Task >>
Count each line below that has "будет" anywhere in it. Answer with the total alone.

Dataset content >>
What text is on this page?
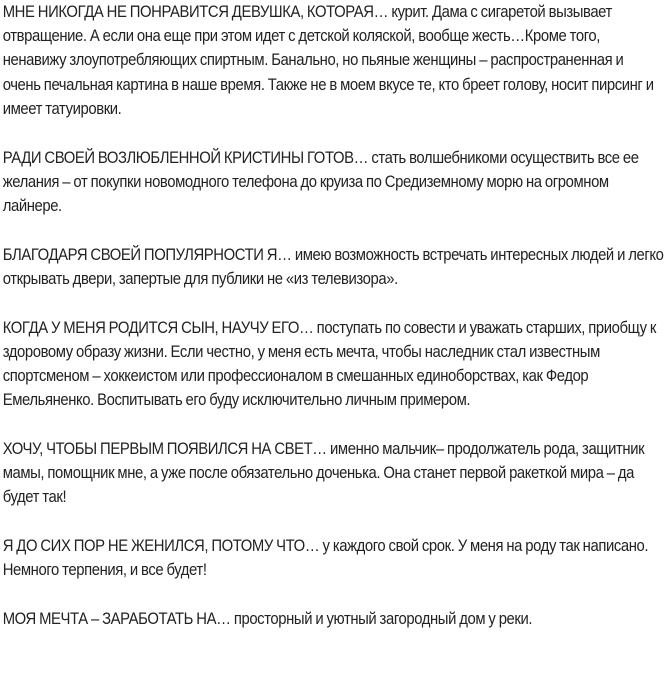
МНЕ НИКОГДА НЕ ПОНРАВИТСЯ ДЕВУШКА, КОТОРАЯ… курит. Дама с сигаретой вызывает отвращение. А если она еще при этом идет с детской коляской, вообще жесть…Кроме того, ненавижу злоупотребляющих спиртным. Банально, но пьяные женщины – распространенная и очень печальная картина в наше время. Также не в моем вкусе те, кто бреет голову, носит пирсинг и имеет татуировки.

РАДИ СВОЕЙ ВОЗЛЮБЛЕННОЙ КРИСТИНЫ ГОТОВ… стать волшебникоми осуществить все ее желания – от покупки новомодного телефона до круиза по Средиземному морю на огромном лайнере.

БЛАГОДАРЯ СВОЕЙ ПОПУЛЯРНОСТИ Я… имею возможность встречать интересных людей и легко открывать двери, запертые для публики не «из телевизора».

КОГДА У МЕНЯ РОДИТСЯ СЫН, НАУЧУ ЕГО… поступать по совести и уважать старших, приобщу к здоровому образу жизни. Если честно, у меня есть мечта, чтобы наследник стал известным спортсменом – хоккеистом или профессионалом в смешанных единоборствах, как Федор Емельяненко. Воспитывать его буду исключительно личным примером.

ХОЧУ, ЧТОБЫ ПЕРВЫМ ПОЯВИЛСЯ НА СВЕТ… именно мальчик– продолжатель рода, защитник мамы, помощник мне, а уже после обязательно доченька. Она станет первой ракеткой мира – да будет так!

Я ДО СИХ ПОР НЕ ЖЕНИЛСЯ, ПОТОМУ ЧТО… у каждого свой срок. У меня на роду так написано. Немного терпения, и все будет!

МОЯ МЕЧТА – ЗАРАБОТАТЬ НА… просторный и уютный загородный дом у реки.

Finished task >>
2